### Selected passage
# # # # # # #

Nice Above Fold - Page 740

  • Where have all the flowers gone, Pete?

    Just where did folk singer Pete Seeger come up with the idea for that hammer song, anyway? Well, now you can submit that question and others to him directly — electronically, that is. The PBS Engage blog is soliciting questions for the legendary troubadour and musical activist in honor of his 90th birthday concert on Great Performances Thursday night (check local listings) and throughout August. Lauren Saks, web producer and blogger for Engage, will choose five questions for Seeger to answer; responses will be posted next week.

# # # # # # #

### Dataset records
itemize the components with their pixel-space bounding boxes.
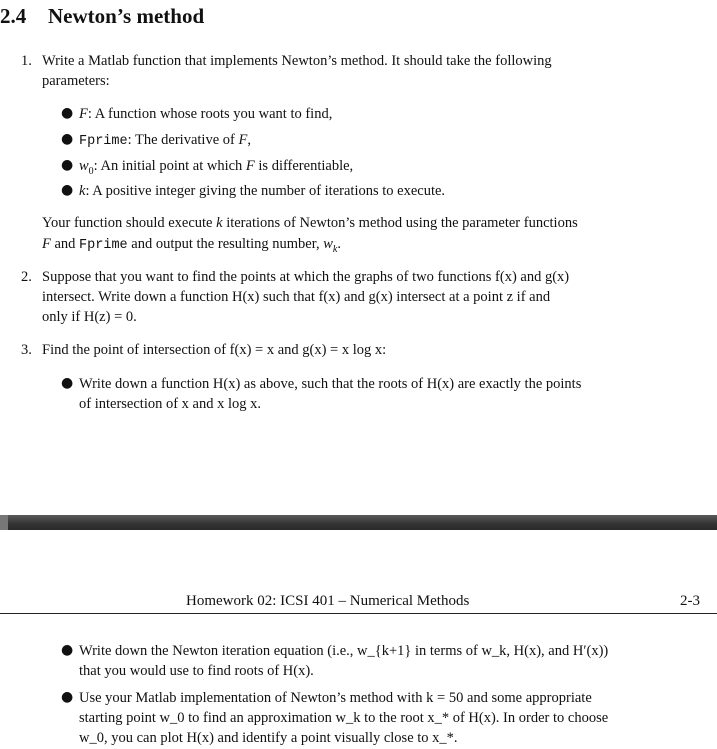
bullet-icon: ● [61, 689, 74, 705]
running-header-title: Homework 02: ICSI 401 – Numerical Methods [186, 593, 470, 609]
bullet-icon: ● [61, 642, 74, 658]
item-2-line-2: intersect. Write down a function H(x) such that f(x) and g(x) intersect at a point z if and [42, 289, 551, 305]
page-break-band [0, 515, 717, 530]
item-2-line-1: Suppose that you want to find the points at which the graphs of two functions f(x) and g(x) [42, 269, 570, 285]
item-2-number: 2. [21, 269, 32, 285]
item-3-line-1: Find the point of intersection of f(x) = x and g(x) = x log x: [42, 342, 387, 358]
item-1-para-line-1: Your function should execute k iterations of Newton’s method using the parameter functions [42, 215, 578, 231]
item-1-line-1: Write a Matlab function that implements Newton’s method. It should take the following [42, 53, 552, 69]
param-bullet-k: k: A positive integer giving the number of iterations to execute. [79, 183, 446, 199]
page2-bullet-2-line-3: w_0, you can plot H(x) and identify a point visually close to x_*. [79, 730, 458, 746]
param-bullet-fprime: Fprime: The derivative of F, [79, 132, 251, 149]
section-number: 2.4 [0, 4, 27, 28]
param-bullet-F: F: A function whose roots you want to find, [79, 106, 333, 122]
bullet-icon: ● [61, 157, 74, 173]
item-3-number: 3. [21, 342, 32, 358]
page2-bullet-2-line-1: Use your Matlab implementation of Newton’s method with k = 50 and some appropriate [79, 690, 592, 706]
page2-bullet-2-line-2: starting point w_0 to find an approximation w_k to the root x_* of H(x). In order to choose [79, 710, 609, 726]
item-1-para-line-2: F and Fprime and output the resulting number, $w_k$. [42, 236, 341, 255]
item-3-bullet-1-line-1: Write down a function H(x) as above, such that the roots of H(x) are exactly the points [79, 376, 582, 392]
param-bullet-w0: $w_0$: An initial point at which F is differentiable, [79, 158, 354, 177]
bullet-icon: ● [61, 182, 74, 198]
item-1-number: 1. [21, 53, 32, 69]
page-number: 2-3 [680, 593, 700, 609]
bullet-icon: ● [61, 131, 74, 147]
page2-bullet-1-line-1: Write down the Newton iteration equation (i.e., w_{k+1} in terms of w_k, H(x), and H′(x)) [79, 643, 609, 659]
bullet-icon: ● [61, 105, 74, 121]
page2-bullet-1-line-2: that you would use to find roots of H(x). [79, 663, 314, 679]
bullet-icon: ● [61, 375, 74, 391]
header-rule [0, 613, 717, 614]
section-heading [0, 4, 204, 29]
item-1-line-2: parameters: [42, 73, 110, 89]
section-title: Newton’s method [48, 4, 205, 28]
page-break-edge [0, 515, 8, 530]
item-2-line-3: only if H(z) = 0. [42, 309, 137, 325]
item-3-bullet-1-line-2: of intersection of x and x log x. [79, 396, 262, 412]
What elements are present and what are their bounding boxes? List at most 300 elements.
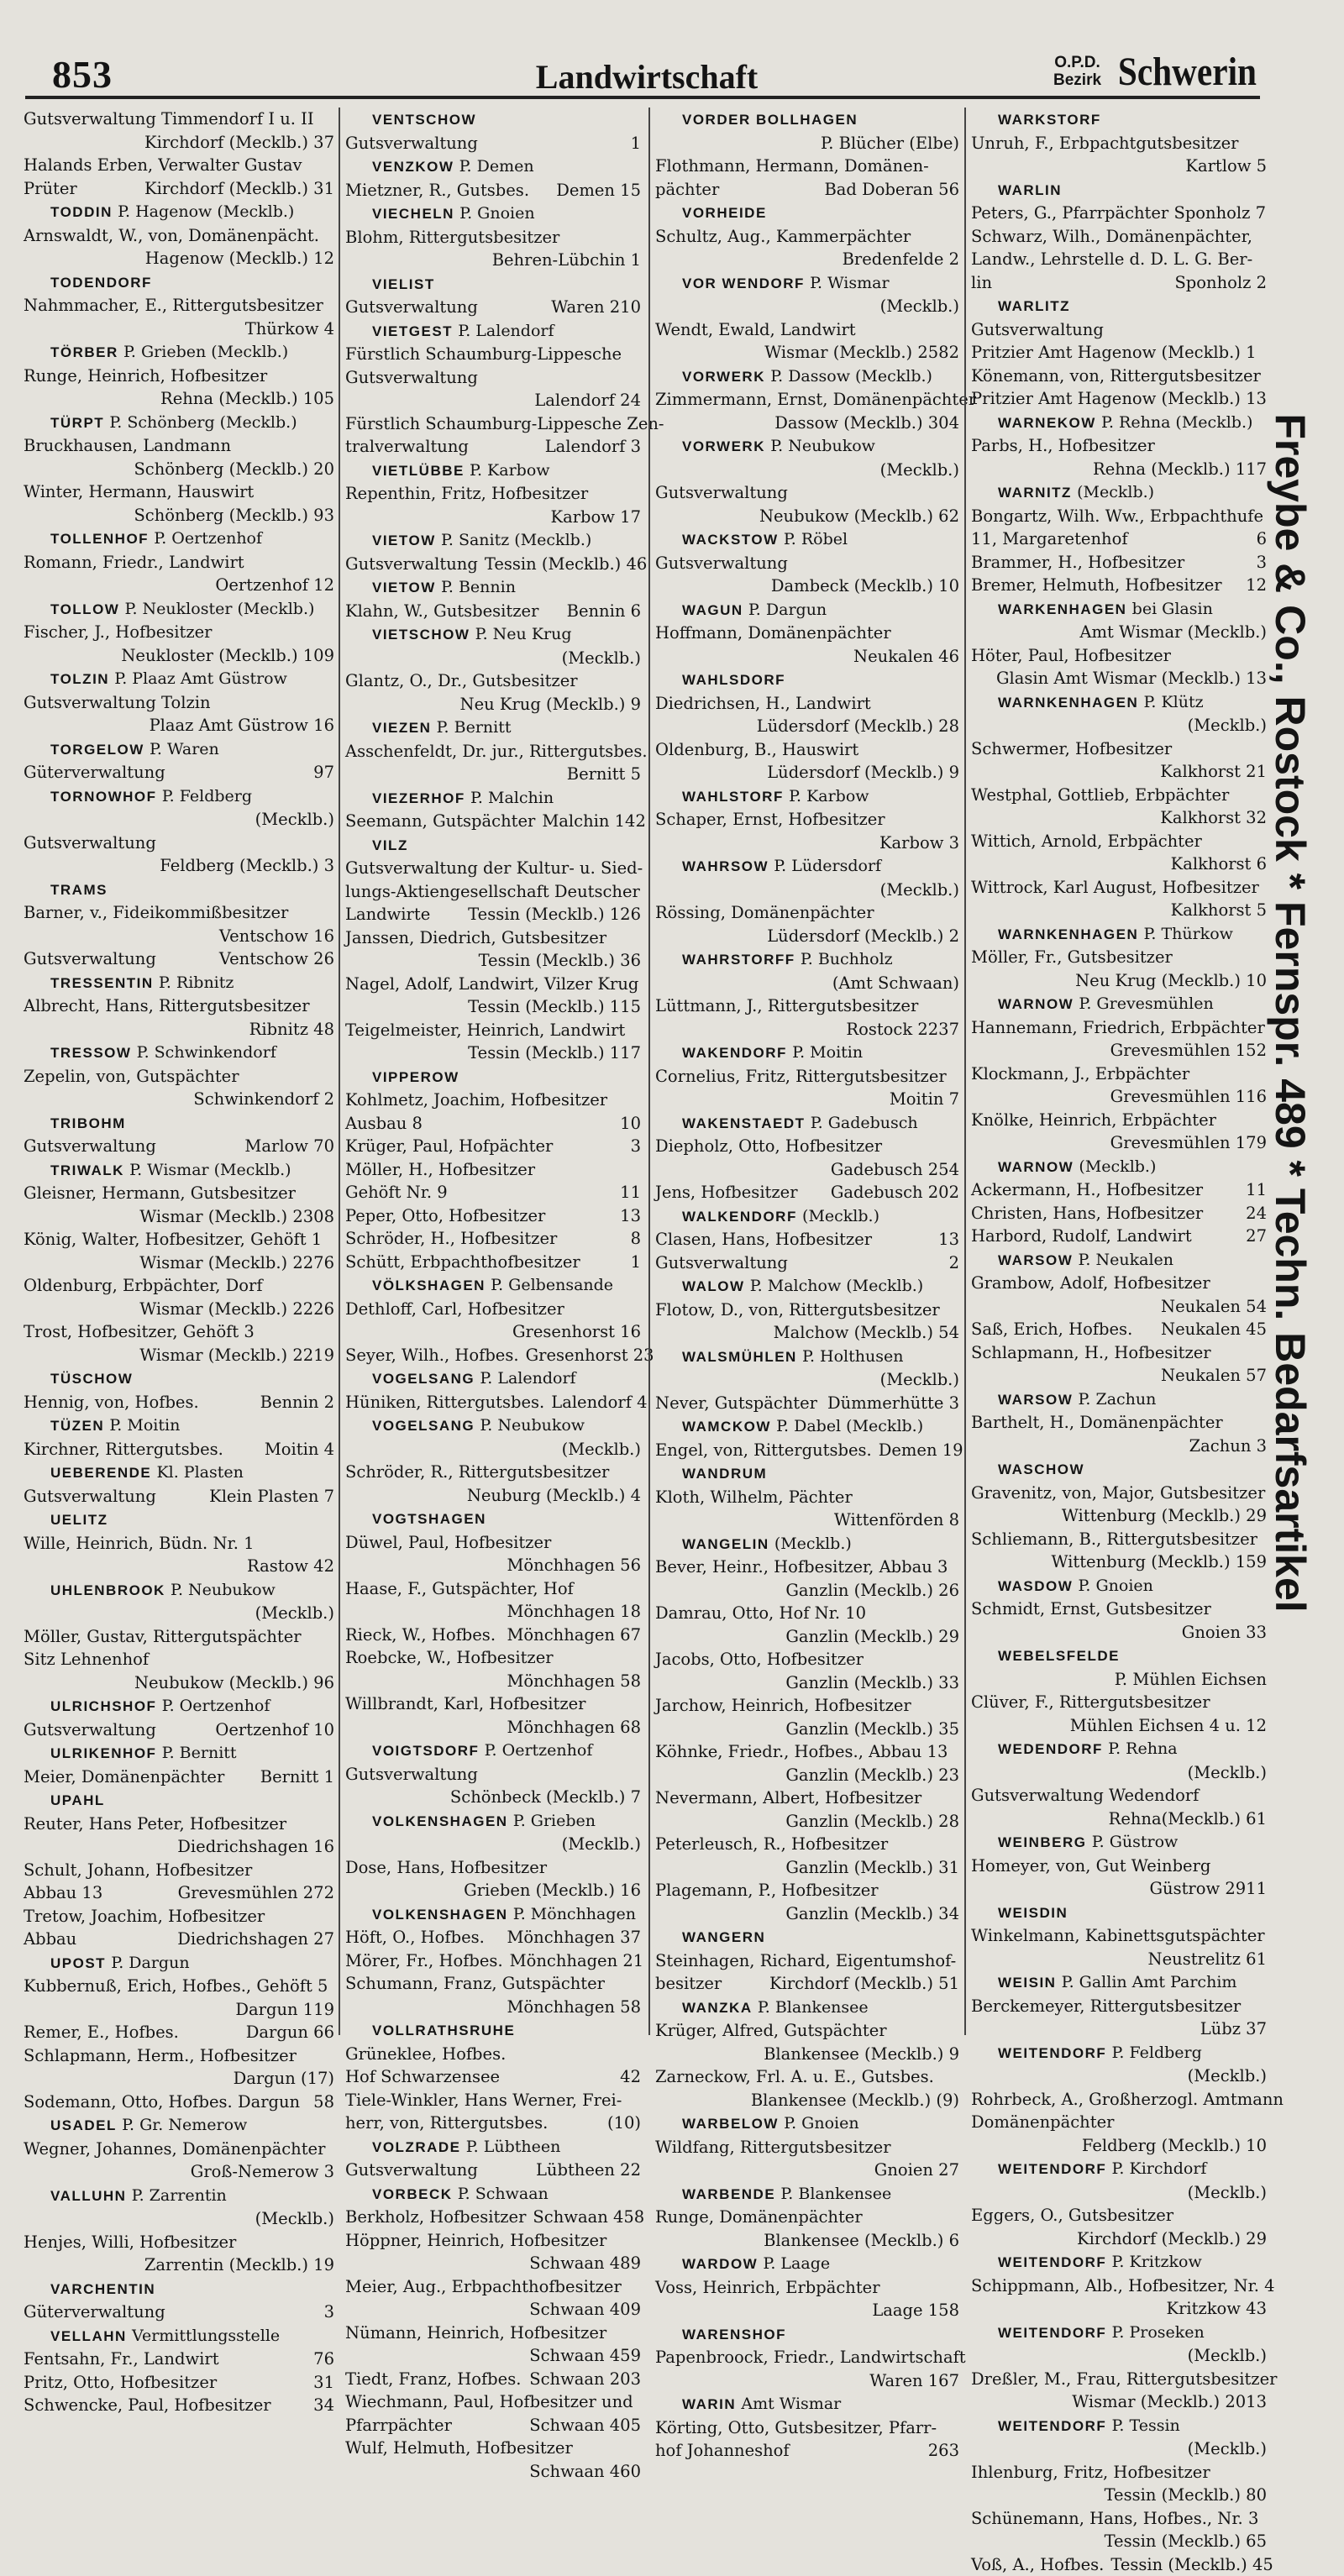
entry-continuation: Groß-Nemerow 3 [24, 2160, 334, 2184]
entry-phone: Schwaan 405 [529, 2414, 641, 2437]
place-heading [345, 786, 641, 811]
place-heading [971, 922, 1267, 947]
directory-entry [971, 505, 1267, 528]
place-name: VALLUHN [50, 2188, 126, 2204]
entry-text: Schliemann, B., Rittergutsbesitzer [971, 1528, 1257, 1551]
directory-entry [345, 343, 641, 366]
entry-continuation: Schwinkendorf 2 [24, 1088, 334, 1111]
entry-phone: 1 [631, 132, 641, 155]
directory-entry [345, 2322, 641, 2345]
entry-phone: 31 [313, 2371, 334, 2395]
post-office: P. Holthusen [802, 1347, 903, 1366]
entry-text: Tretow, Joachim, Hofbesitzer [24, 1905, 265, 1928]
entry-text: Clüver, F., Rittergutsbesitzer [971, 1691, 1210, 1714]
place-heading [24, 1461, 334, 1485]
entry-text: Schumann, Franz, Gutspächter [345, 1972, 605, 1996]
post-office: P. Malchin [470, 789, 554, 807]
entry-phone: Mönchhagen 21 [510, 1949, 644, 1973]
directory-entry [345, 1926, 641, 1949]
entry-continuation: Schwaan 409 [345, 2298, 641, 2322]
entry-phone: Malchin 142 [542, 810, 646, 833]
directory-entry [24, 480, 334, 504]
directory-entry [971, 2274, 1267, 2298]
entry-continuation: Tessin (Mecklb.) 80 [971, 2484, 1267, 2507]
entry-phone: Diedrichshagen 27 [177, 1928, 334, 1951]
directory-entry [24, 2301, 334, 2324]
place-name: WAHLSDORF [682, 672, 785, 688]
place-name: WAHRSOW [682, 858, 769, 874]
post-office: P. Karbow [470, 461, 549, 480]
entry-continuation: Behren-Lübchin 1 [345, 249, 641, 272]
entry-text: Albrecht, Hans, Rittergutsbesitzer [24, 994, 310, 1018]
place-name: WARBELOW [682, 2116, 779, 2132]
entry-continuation: Mönchhagen 58 [345, 1670, 641, 1693]
entry-text: Gutsverwaltung [24, 947, 156, 971]
entry-continuation: Rostock 2237 [655, 1018, 959, 1041]
entry-text: Meier, Domänenpächter [24, 1765, 224, 1789]
entry-text: Abbau 13 [24, 1881, 102, 1905]
directory-entry [24, 224, 334, 248]
entry-text: Mietzner, R., Gutsbes. [345, 179, 529, 202]
entry-continuation: Rehna (Mecklb.) 105 [24, 387, 334, 411]
place-name: VOGTSHAGEN [372, 1511, 486, 1527]
directory-entry [345, 226, 641, 249]
place-heading [655, 1274, 959, 1298]
directory-entry [24, 1718, 334, 1742]
entry-text: Seyer, Wilh., Hofbes. [345, 1344, 519, 1367]
entry-text: Kubbernuß, Erich, Hofbes., Gehöft 5 [24, 1975, 328, 1998]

# # # # # # #

### Exercise
Copy the item about Pete Seeger from "Nice Above Fold" to "posted next week.", swapping "Engage" for "Connect".

### Written answer
Nice Above Fold - Page 740

  • Where have all the flowers gone, Pete?

    Just where did folk singer Pete Seeger come up with the idea for that hammer song, anyway? Well, now you can submit that question and others to him directly — electronically, that is. The PBS Connect blog is soliciting questions for the legendary troubadour and musical activist in honor of his 90th birthday concert on Great Performances Thursday night (check local listings) and throughout August. Lauren Saks, web producer and blogger for Connect, will choose five questions for Seeger to answer; responses will be posted next week.